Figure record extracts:
= = = =

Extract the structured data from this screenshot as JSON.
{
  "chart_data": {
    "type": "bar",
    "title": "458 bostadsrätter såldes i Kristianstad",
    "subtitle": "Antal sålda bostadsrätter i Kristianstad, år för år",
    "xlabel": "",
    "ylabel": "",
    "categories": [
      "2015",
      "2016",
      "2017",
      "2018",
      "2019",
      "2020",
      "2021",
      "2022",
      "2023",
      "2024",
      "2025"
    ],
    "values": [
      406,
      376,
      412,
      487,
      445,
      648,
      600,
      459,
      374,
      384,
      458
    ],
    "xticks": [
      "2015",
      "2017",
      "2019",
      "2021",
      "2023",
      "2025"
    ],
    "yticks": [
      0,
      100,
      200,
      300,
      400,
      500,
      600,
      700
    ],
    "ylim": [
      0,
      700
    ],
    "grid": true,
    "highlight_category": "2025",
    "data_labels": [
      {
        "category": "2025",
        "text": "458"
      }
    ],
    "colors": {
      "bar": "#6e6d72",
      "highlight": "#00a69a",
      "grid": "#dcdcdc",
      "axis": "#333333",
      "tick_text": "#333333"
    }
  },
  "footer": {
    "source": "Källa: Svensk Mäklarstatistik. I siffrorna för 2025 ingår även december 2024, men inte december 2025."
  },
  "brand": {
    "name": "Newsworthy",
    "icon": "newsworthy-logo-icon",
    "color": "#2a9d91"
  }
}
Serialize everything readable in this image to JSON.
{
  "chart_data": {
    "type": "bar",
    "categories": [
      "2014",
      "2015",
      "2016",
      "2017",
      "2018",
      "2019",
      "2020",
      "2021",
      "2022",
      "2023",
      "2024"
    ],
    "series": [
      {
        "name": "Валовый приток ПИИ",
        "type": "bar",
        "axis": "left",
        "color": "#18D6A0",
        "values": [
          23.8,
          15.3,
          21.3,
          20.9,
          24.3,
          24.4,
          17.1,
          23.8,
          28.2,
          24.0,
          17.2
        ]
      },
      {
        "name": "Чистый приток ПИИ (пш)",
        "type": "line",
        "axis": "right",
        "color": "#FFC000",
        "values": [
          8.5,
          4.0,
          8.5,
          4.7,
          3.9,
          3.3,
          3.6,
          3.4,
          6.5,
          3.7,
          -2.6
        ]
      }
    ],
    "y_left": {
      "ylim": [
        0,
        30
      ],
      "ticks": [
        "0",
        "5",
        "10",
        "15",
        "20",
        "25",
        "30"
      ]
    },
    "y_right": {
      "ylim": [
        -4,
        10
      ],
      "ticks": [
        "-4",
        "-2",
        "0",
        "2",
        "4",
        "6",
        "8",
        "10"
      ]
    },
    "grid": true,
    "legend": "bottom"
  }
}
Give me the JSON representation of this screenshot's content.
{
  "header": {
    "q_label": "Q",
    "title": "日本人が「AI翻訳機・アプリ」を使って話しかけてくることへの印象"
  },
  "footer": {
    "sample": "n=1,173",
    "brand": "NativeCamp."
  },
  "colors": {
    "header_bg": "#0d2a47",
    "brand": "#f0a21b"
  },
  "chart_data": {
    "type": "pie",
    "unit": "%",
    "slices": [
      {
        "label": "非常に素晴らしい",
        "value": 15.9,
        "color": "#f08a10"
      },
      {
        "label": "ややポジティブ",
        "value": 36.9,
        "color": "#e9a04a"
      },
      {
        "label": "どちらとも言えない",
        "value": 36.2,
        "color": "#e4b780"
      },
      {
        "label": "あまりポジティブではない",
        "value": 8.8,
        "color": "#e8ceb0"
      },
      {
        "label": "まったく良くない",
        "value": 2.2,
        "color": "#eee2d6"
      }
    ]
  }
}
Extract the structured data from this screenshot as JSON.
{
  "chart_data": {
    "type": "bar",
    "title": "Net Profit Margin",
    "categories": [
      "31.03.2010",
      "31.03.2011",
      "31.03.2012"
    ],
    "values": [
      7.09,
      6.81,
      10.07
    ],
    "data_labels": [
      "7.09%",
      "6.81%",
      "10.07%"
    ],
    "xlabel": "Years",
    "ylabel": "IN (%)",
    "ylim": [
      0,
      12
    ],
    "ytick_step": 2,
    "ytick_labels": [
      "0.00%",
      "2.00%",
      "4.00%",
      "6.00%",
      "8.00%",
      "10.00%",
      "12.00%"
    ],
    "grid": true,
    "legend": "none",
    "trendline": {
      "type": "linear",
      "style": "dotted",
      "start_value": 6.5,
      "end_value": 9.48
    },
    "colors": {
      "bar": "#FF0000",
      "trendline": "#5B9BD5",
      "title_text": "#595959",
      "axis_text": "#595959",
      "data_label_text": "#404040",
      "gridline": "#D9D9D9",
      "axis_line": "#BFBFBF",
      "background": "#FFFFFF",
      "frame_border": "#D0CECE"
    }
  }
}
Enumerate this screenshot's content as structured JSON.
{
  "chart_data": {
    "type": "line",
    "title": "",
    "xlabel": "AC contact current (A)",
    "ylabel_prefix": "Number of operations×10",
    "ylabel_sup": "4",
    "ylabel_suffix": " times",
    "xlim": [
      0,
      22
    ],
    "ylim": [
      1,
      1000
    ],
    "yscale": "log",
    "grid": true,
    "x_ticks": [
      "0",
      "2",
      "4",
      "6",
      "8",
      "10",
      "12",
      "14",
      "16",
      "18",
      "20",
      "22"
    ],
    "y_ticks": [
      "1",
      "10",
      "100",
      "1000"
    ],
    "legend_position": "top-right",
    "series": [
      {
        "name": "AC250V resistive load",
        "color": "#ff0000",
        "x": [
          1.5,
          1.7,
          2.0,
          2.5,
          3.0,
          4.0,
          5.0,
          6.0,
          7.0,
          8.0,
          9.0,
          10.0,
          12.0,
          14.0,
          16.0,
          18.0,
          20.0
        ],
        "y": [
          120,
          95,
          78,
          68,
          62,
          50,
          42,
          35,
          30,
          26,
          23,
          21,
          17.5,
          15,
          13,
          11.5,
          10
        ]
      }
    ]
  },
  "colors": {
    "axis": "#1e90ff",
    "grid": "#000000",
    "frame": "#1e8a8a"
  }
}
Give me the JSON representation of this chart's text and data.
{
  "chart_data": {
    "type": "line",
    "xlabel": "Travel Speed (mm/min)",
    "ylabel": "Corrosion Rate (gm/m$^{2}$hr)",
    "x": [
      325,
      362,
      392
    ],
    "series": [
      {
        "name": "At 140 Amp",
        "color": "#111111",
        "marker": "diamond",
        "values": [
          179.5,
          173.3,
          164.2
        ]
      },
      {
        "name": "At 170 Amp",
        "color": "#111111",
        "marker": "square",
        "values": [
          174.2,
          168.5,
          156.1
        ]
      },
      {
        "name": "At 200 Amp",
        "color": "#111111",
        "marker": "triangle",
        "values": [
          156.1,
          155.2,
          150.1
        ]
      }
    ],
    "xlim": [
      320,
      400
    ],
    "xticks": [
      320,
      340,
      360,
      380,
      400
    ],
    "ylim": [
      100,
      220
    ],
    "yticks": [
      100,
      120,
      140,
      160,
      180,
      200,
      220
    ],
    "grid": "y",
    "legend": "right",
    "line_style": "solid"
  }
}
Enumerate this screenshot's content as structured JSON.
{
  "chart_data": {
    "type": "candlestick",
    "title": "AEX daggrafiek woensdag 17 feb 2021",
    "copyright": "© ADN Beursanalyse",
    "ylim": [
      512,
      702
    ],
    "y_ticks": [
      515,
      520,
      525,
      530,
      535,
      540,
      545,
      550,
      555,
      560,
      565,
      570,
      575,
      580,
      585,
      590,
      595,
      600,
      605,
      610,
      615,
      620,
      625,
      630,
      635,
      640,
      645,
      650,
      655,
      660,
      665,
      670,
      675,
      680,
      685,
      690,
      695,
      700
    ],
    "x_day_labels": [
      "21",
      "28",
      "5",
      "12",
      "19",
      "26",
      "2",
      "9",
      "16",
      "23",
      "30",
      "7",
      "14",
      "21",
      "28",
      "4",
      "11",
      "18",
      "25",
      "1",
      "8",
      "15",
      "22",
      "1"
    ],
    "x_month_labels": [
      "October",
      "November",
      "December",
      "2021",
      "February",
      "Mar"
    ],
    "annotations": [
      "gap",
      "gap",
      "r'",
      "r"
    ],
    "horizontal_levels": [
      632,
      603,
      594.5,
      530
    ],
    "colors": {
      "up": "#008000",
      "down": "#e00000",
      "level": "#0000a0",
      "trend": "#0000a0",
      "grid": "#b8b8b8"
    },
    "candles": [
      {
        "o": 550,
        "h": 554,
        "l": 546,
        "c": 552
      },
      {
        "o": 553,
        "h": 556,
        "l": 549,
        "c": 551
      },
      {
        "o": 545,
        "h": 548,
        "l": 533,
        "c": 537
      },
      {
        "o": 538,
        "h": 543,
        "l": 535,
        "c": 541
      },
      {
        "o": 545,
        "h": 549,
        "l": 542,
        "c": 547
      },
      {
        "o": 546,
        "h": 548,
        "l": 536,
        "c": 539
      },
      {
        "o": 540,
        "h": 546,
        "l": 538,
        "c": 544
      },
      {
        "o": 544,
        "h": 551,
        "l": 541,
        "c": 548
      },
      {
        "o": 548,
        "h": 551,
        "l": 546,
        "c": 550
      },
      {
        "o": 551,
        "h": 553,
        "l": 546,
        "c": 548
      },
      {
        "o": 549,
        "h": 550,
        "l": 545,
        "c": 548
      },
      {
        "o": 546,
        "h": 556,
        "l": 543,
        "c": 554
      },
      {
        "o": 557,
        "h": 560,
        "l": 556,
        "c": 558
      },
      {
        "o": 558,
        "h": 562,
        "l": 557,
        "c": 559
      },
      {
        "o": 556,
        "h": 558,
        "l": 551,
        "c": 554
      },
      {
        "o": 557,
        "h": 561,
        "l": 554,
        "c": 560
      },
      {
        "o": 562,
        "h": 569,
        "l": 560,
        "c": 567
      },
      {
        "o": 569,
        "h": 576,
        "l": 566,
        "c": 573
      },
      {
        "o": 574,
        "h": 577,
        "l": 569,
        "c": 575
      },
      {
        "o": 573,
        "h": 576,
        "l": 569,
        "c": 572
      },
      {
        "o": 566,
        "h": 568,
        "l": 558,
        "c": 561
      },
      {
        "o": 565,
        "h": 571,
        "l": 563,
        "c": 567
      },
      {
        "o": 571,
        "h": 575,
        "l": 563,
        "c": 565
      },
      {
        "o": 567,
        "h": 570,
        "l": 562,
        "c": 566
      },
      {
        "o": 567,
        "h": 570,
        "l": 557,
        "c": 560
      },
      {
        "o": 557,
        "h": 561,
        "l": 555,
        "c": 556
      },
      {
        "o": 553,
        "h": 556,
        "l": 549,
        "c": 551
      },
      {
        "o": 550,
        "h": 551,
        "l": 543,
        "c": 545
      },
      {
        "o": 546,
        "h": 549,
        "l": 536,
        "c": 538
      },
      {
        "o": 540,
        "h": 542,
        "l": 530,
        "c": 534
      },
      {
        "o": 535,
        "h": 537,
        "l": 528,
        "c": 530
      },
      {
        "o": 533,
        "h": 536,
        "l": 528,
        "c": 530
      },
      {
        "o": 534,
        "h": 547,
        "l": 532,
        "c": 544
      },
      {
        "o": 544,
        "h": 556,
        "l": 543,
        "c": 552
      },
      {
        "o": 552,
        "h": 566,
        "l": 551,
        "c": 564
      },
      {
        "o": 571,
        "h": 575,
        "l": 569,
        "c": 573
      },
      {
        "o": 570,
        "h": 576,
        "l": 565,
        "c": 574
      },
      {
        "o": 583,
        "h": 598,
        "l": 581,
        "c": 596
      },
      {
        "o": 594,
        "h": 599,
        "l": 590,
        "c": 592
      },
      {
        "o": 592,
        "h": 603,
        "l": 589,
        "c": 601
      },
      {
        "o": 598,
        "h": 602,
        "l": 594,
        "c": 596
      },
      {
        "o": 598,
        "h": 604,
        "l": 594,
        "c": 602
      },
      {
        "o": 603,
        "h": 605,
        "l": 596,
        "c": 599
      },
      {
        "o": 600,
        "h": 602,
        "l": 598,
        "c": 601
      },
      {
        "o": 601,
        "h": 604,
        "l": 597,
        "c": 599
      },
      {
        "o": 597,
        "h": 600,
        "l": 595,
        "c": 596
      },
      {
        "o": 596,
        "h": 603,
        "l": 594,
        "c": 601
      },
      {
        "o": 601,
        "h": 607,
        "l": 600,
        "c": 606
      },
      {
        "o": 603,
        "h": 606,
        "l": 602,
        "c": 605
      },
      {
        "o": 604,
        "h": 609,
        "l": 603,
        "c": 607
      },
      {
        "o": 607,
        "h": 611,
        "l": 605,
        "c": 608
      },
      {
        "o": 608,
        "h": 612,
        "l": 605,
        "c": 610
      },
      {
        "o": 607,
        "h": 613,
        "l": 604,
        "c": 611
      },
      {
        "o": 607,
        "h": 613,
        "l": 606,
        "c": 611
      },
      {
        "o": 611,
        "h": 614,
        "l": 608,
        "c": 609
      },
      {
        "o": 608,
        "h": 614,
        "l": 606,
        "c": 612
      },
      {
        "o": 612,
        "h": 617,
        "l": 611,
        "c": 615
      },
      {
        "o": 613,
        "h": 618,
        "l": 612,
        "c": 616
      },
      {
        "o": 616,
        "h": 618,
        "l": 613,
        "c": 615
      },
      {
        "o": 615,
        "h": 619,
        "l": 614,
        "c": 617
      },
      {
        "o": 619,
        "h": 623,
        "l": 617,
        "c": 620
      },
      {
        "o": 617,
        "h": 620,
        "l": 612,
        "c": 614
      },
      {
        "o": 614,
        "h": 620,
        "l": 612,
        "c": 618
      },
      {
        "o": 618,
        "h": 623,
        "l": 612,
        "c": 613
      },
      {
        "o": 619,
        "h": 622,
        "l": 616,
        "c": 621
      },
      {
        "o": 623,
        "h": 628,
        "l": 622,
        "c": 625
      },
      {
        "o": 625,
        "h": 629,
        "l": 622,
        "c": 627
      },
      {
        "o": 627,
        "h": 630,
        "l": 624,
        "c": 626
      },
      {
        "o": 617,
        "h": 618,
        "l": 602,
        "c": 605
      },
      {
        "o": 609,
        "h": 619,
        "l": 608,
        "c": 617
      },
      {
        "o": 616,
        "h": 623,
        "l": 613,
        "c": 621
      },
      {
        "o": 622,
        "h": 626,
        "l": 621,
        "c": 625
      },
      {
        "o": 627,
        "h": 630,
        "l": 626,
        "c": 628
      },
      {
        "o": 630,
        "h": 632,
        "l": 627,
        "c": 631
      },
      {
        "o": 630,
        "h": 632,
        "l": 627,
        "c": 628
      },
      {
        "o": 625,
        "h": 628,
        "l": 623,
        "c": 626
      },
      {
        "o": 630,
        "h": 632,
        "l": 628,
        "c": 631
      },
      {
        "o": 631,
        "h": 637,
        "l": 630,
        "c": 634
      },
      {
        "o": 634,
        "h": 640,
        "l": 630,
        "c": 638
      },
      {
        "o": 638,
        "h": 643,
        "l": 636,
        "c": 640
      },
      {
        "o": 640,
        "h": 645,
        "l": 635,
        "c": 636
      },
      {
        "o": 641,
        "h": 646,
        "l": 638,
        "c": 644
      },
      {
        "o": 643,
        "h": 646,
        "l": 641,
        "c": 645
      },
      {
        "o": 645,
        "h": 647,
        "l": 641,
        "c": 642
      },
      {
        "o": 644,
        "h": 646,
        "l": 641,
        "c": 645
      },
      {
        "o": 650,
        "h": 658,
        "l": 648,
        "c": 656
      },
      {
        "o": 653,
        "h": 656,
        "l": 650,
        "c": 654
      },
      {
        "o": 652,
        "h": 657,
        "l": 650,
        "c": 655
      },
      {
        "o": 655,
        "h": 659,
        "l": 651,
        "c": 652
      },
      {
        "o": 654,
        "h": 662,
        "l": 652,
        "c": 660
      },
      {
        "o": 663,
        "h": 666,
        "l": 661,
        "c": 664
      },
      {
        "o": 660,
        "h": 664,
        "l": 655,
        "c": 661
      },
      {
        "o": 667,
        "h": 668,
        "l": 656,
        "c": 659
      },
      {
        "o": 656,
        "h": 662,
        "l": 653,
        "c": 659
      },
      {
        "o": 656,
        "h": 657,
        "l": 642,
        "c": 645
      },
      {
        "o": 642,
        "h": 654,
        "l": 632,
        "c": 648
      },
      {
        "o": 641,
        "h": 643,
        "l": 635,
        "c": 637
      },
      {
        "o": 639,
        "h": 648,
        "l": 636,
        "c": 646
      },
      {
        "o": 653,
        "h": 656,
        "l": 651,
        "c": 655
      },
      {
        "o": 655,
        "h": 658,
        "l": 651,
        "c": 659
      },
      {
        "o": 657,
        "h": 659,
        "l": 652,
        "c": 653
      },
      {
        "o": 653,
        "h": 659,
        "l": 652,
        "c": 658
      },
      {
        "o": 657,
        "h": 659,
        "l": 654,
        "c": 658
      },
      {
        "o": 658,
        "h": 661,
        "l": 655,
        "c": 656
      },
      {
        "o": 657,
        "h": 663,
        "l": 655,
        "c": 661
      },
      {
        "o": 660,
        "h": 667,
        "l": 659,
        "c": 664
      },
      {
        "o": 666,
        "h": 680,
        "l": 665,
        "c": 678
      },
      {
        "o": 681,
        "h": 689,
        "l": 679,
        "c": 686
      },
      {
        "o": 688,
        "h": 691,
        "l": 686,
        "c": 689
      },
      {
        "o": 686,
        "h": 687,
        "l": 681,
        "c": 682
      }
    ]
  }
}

= = = =

→ **Directive**
Copy out each line of the material that holds the word "name".

→ **Response to this task**
    "name": "Newsworthy",
        "name": "Валовый приток ПИИ",
        "name": "Чистый приток ПИИ (пш)",
        "name": "AC250V resistive load",
        "name": "At 140 Amp",
        "name": "At 170 Amp",
        "name": "At 200 Amp",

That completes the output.